Print every entry, word for word, and skip the images.

--- TASK MATERIAL ---
* * * * *

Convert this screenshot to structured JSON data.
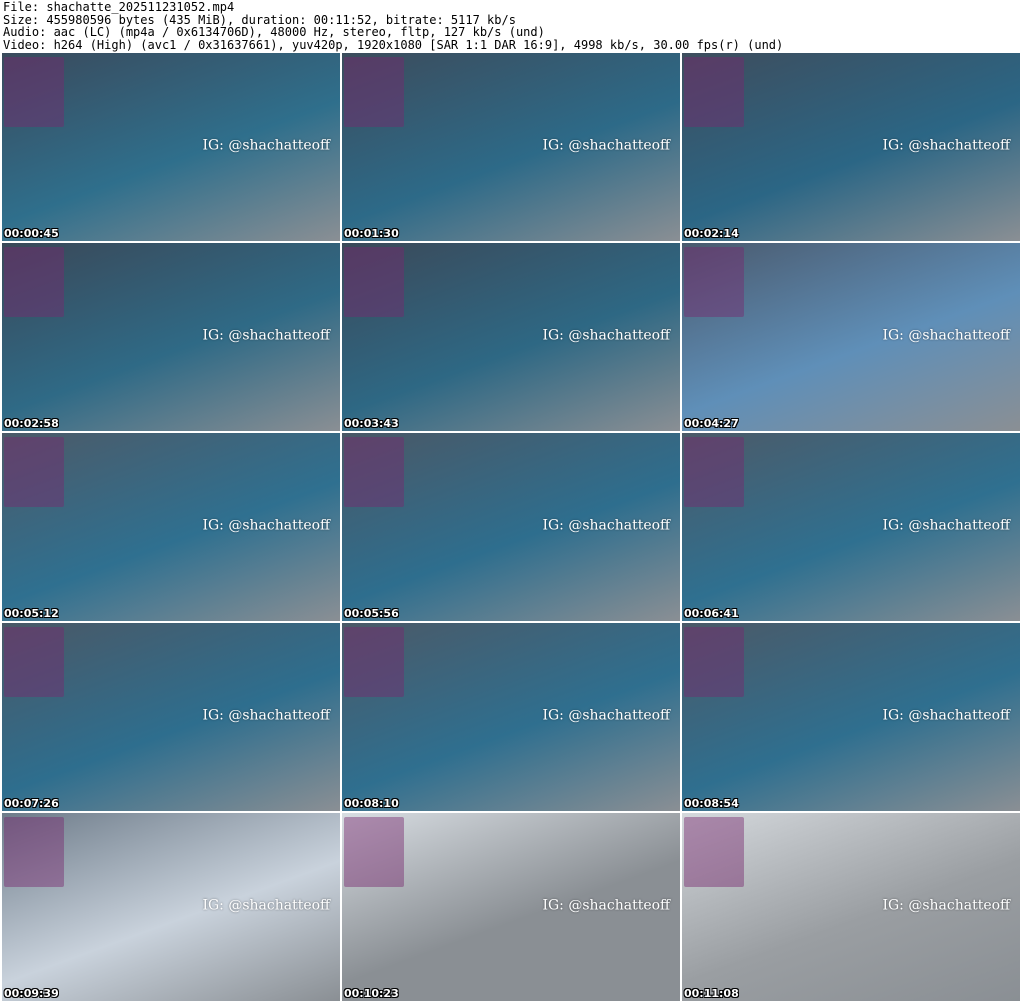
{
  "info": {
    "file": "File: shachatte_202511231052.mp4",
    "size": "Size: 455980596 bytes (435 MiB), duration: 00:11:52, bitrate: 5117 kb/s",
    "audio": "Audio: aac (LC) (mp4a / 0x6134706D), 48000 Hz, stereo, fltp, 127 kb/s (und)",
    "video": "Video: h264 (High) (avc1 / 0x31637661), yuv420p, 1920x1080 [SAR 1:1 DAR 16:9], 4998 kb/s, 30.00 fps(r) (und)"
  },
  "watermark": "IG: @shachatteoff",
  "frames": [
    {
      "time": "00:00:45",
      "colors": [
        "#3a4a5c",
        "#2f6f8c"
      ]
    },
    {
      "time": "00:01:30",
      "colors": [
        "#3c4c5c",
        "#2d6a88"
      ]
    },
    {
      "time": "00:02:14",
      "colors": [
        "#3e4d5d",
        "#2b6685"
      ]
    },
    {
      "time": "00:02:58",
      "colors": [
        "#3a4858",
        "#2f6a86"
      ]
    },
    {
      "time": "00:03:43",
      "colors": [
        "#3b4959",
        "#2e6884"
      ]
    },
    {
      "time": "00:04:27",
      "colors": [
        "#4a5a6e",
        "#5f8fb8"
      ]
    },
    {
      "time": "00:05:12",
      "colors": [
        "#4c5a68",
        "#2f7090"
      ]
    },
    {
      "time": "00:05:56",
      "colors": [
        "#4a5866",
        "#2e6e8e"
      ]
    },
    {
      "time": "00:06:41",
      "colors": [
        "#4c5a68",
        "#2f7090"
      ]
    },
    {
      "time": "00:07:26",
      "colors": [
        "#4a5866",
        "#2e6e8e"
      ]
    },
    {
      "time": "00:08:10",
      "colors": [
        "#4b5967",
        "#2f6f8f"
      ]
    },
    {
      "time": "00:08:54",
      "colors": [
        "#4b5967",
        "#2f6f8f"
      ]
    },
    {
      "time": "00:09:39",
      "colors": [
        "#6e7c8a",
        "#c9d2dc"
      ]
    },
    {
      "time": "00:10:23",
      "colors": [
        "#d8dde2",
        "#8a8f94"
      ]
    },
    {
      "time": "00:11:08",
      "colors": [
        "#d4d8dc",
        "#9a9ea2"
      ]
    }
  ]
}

* * * * *

--- ANSWER FOR THIS EXERCISE ---
Convert this screenshot to structured JSON data.
{
  "info": {
    "file": "File: shachatte_202511231052.mp4",
    "size": "Size: 455980596 bytes (435 MiB), duration: 00:11:52, bitrate: 5117 kb/s",
    "audio": "Audio: aac (LC) (mp4a / 0x6134706D), 48000 Hz, stereo, fltp, 127 kb/s (und)",
    "video": "Video: h264 (High) (avc1 / 0x31637661), yuv420p, 1920x1080 [SAR 1:1 DAR 16:9], 4998 kb/s, 30.00 fps(r) (und)"
  },
  "watermark": "IG: @shachatteoff",
  "frames": [
    {
      "time": "00:00:45",
      "colors": [
        "#3a4a5c",
        "#2f6f8c"
      ]
    },
    {
      "time": "00:01:30",
      "colors": [
        "#3c4c5c",
        "#2d6a88"
      ]
    },
    {
      "time": "00:02:14",
      "colors": [
        "#3e4d5d",
        "#2b6685"
      ]
    },
    {
      "time": "00:02:58",
      "colors": [
        "#3a4858",
        "#2f6a86"
      ]
    },
    {
      "time": "00:03:43",
      "colors": [
        "#3b4959",
        "#2e6884"
      ]
    },
    {
      "time": "00:04:27",
      "colors": [
        "#4a5a6e",
        "#5f8fb8"
      ]
    },
    {
      "time": "00:05:12",
      "colors": [
        "#4c5a68",
        "#2f7090"
      ]
    },
    {
      "time": "00:05:56",
      "colors": [
        "#4a5866",
        "#2e6e8e"
      ]
    },
    {
      "time": "00:06:41",
      "colors": [
        "#4c5a68",
        "#2f7090"
      ]
    },
    {
      "time": "00:07:26",
      "colors": [
        "#4a5866",
        "#2e6e8e"
      ]
    },
    {
      "time": "00:08:10",
      "colors": [
        "#4b5967",
        "#2f6f8f"
      ]
    },
    {
      "time": "00:08:54",
      "colors": [
        "#4b5967",
        "#2f6f8f"
      ]
    },
    {
      "time": "00:09:39",
      "colors": [
        "#6e7c8a",
        "#c9d2dc"
      ]
    },
    {
      "time": "00:10:23",
      "colors": [
        "#d8dde2",
        "#8a8f94"
      ]
    },
    {
      "time": "00:11:08",
      "colors": [
        "#d4d8dc",
        "#9a9ea2"
      ]
    }
  ]
}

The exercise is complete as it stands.